Rename "page-title" to "main-heading" in the stretch from the line containing "hero-description: 固废资源化综合利用、3D建材打印、农村生活污水生态净化、生态修复 <box>1058" through the line containing "hero-banner: 善 待地球", and return only those lines, otherwise unchanged.

════════

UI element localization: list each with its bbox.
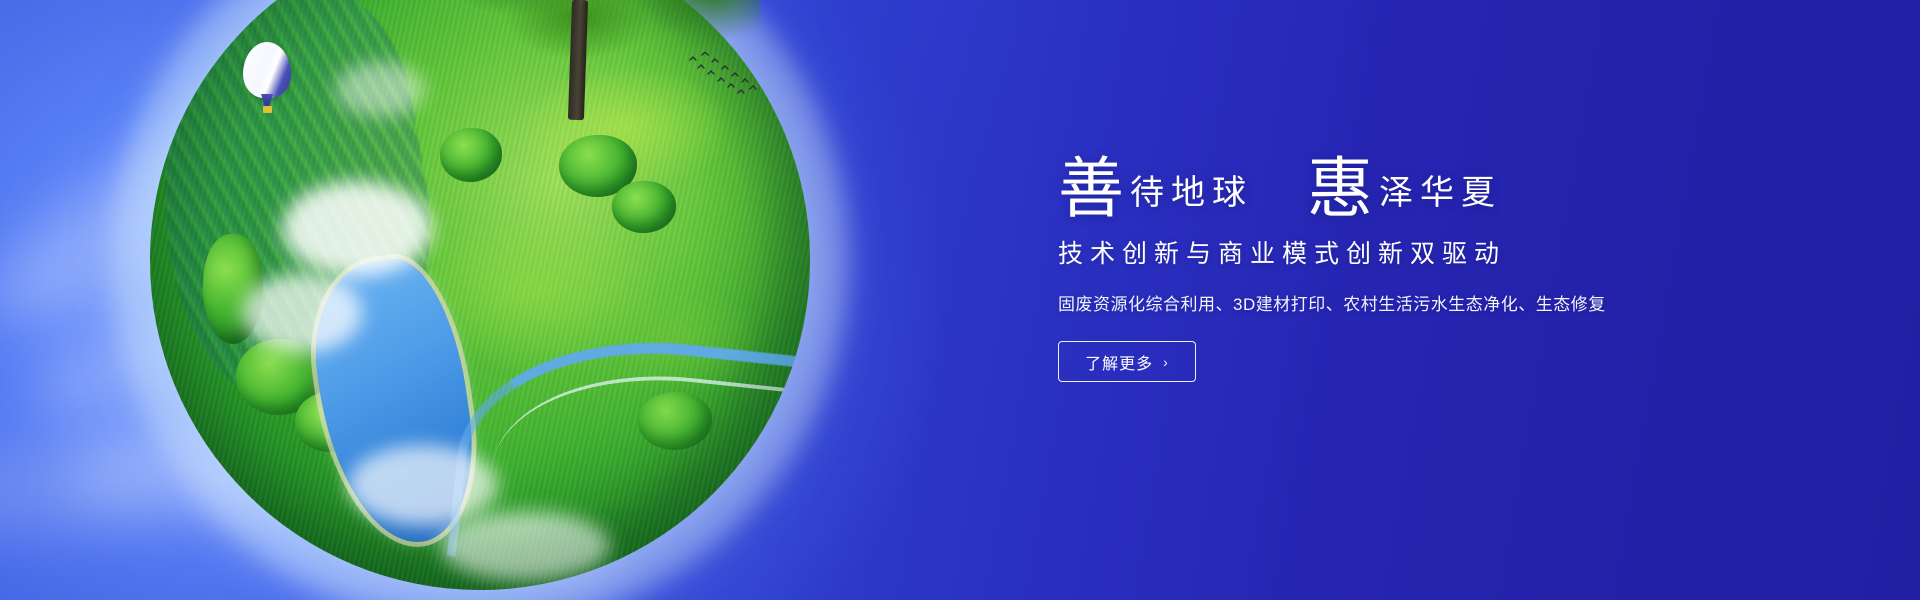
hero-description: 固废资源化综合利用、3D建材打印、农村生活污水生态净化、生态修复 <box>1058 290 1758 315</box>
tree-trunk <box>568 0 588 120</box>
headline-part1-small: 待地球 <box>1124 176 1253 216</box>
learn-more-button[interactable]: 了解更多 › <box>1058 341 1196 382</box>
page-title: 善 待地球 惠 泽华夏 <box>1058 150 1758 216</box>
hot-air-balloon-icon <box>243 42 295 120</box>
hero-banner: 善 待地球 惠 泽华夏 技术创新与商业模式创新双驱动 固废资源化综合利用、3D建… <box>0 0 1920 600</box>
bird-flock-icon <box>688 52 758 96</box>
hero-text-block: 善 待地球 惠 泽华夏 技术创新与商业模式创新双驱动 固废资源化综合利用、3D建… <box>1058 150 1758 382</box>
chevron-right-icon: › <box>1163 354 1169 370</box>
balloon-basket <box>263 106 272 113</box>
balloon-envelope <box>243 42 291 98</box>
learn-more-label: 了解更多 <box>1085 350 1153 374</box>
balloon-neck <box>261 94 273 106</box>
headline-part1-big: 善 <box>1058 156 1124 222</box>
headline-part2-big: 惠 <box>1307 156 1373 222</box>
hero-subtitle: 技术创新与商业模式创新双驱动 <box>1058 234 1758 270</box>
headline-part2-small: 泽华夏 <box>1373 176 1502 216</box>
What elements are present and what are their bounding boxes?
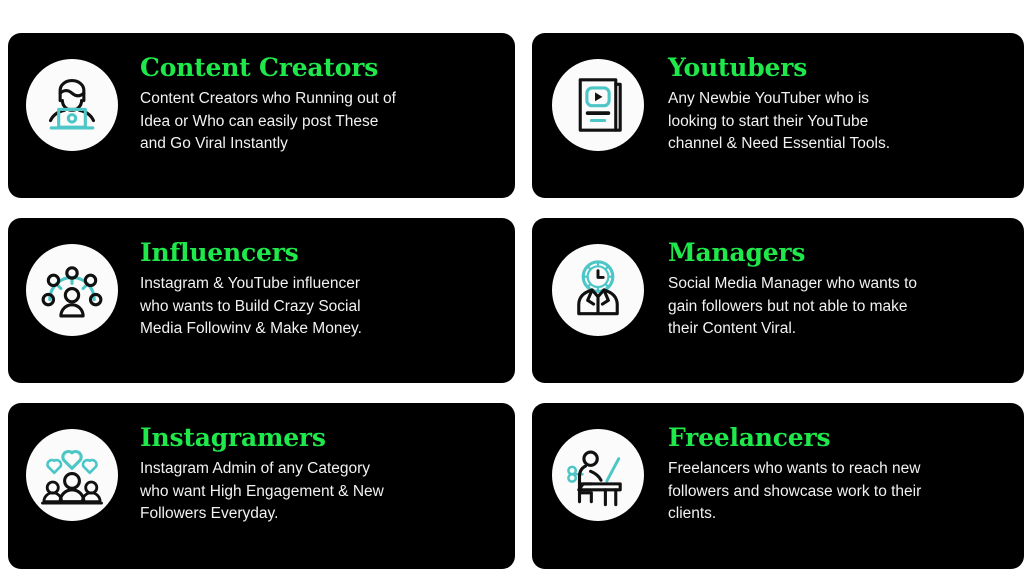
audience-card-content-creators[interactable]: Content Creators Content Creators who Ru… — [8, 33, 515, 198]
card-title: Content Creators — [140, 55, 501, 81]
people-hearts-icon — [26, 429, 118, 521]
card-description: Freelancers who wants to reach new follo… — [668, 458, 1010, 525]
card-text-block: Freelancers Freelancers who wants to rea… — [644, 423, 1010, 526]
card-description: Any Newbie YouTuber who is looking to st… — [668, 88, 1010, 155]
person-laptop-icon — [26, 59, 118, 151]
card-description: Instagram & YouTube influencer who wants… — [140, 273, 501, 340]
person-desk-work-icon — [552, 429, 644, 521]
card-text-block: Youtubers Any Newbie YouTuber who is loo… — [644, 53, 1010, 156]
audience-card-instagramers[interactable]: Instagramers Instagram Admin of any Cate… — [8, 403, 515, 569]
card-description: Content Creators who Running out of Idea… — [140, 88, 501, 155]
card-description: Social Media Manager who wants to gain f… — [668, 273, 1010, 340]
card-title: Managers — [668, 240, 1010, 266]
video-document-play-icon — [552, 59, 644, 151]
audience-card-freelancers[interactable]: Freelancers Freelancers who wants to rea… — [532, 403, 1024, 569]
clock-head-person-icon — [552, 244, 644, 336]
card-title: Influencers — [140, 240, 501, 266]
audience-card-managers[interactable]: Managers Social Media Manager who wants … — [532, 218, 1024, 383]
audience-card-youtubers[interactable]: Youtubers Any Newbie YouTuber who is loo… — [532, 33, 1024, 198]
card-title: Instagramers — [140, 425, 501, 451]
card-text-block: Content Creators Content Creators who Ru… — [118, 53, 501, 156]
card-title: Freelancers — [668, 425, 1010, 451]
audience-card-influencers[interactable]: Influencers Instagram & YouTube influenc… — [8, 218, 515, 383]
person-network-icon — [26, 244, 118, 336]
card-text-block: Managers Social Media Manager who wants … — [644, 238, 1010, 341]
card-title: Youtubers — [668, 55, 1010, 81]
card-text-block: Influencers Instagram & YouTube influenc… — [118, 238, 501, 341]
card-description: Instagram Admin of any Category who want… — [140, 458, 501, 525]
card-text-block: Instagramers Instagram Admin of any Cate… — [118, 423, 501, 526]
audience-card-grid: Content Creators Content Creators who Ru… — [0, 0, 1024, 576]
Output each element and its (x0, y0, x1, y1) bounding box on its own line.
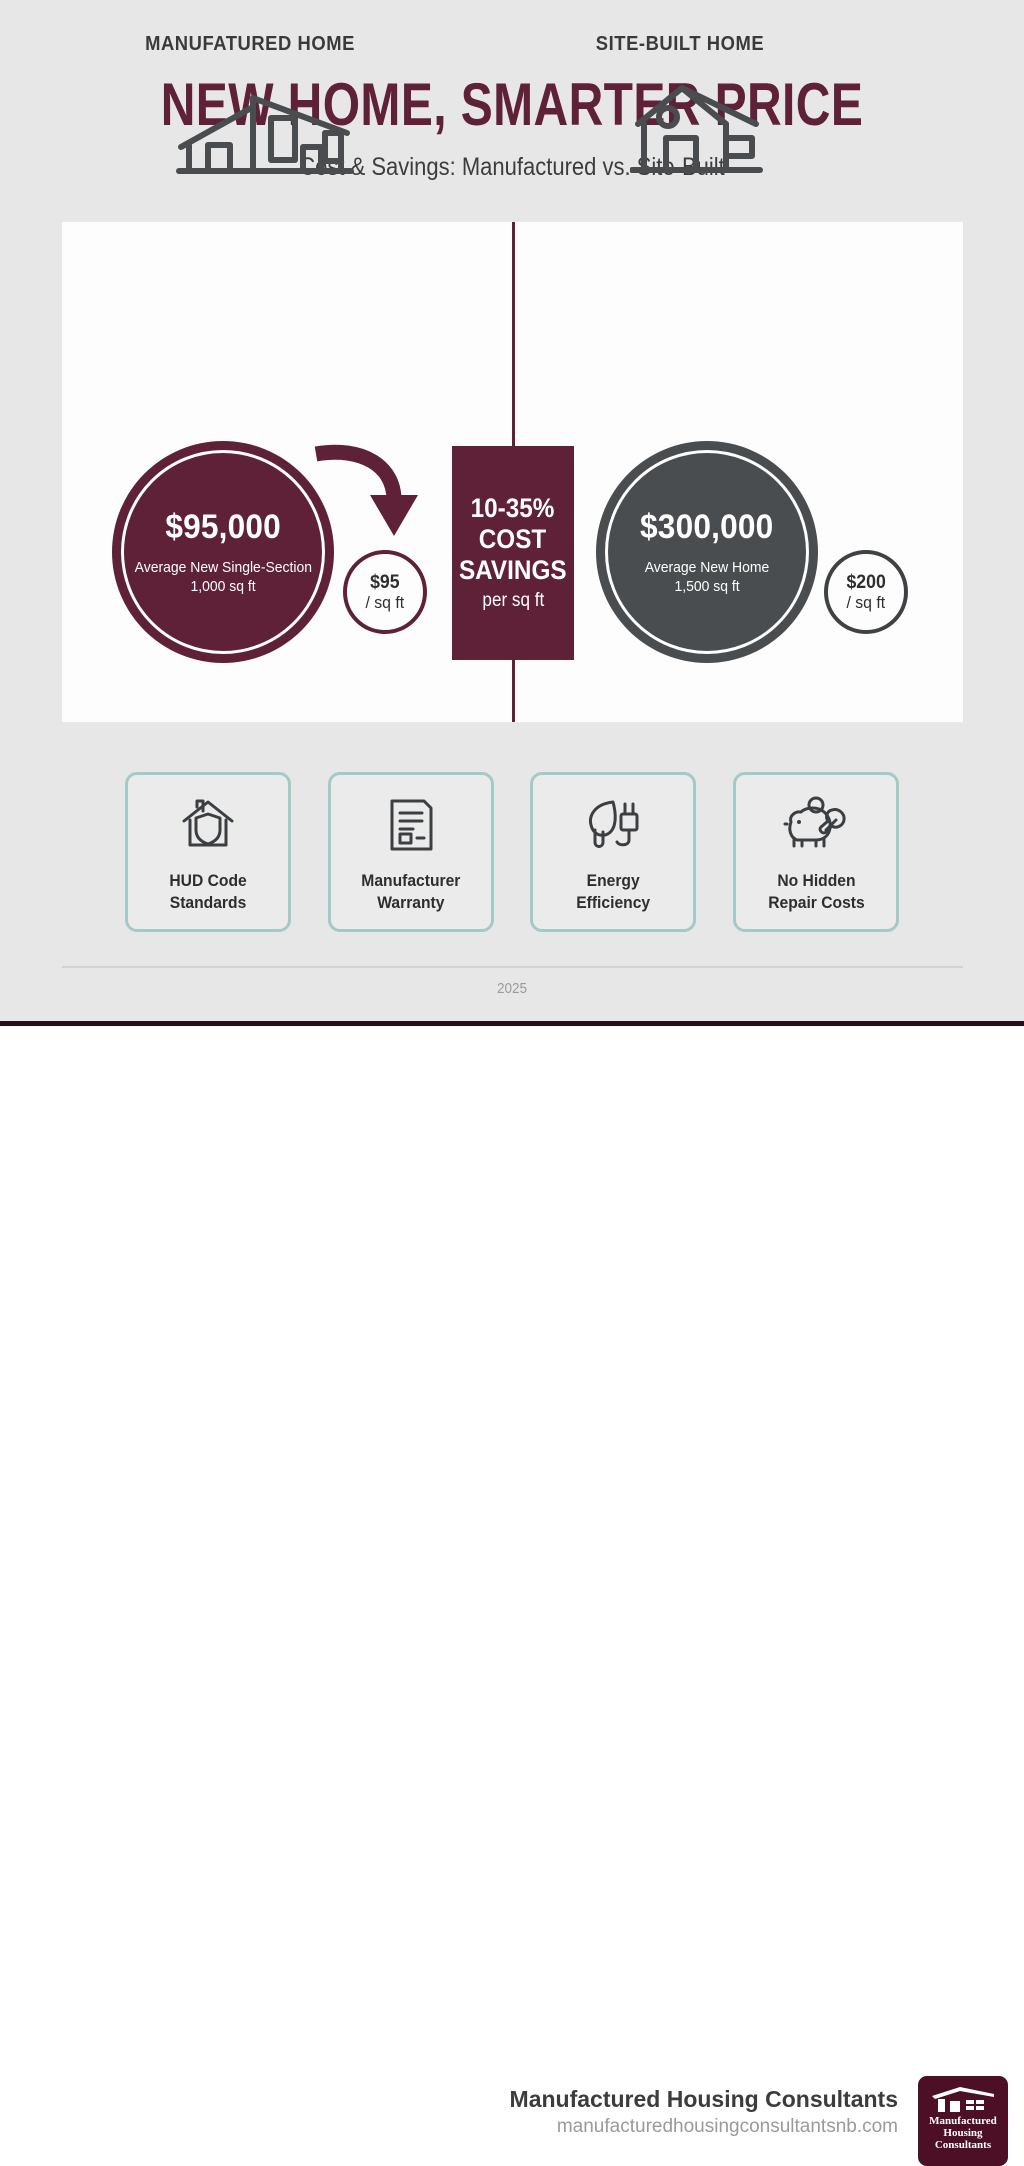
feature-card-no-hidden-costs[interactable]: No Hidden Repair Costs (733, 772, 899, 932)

════════

== Final answer ==
hero-description: 固废资源化综合利用、3D建材打印、农村生活污水生态净化、生态修复 <box>1058 290 1758 315</box>
tree-trunk <box>568 0 588 120</box>
headline-part1-small: 待地球 <box>1124 176 1253 216</box>
learn-more-button[interactable]: 了解更多 › <box>1058 341 1196 382</box>
main-heading: 善 待地球 惠 泽华夏 <box>1058 150 1758 216</box>
hot-air-balloon-icon <box>243 42 295 120</box>
hero-banner: 善 待地球 惠 泽华夏 技术创新与商业模式创新双驱动 固废资源化综合利用、3D建… <box>0 0 1920 600</box>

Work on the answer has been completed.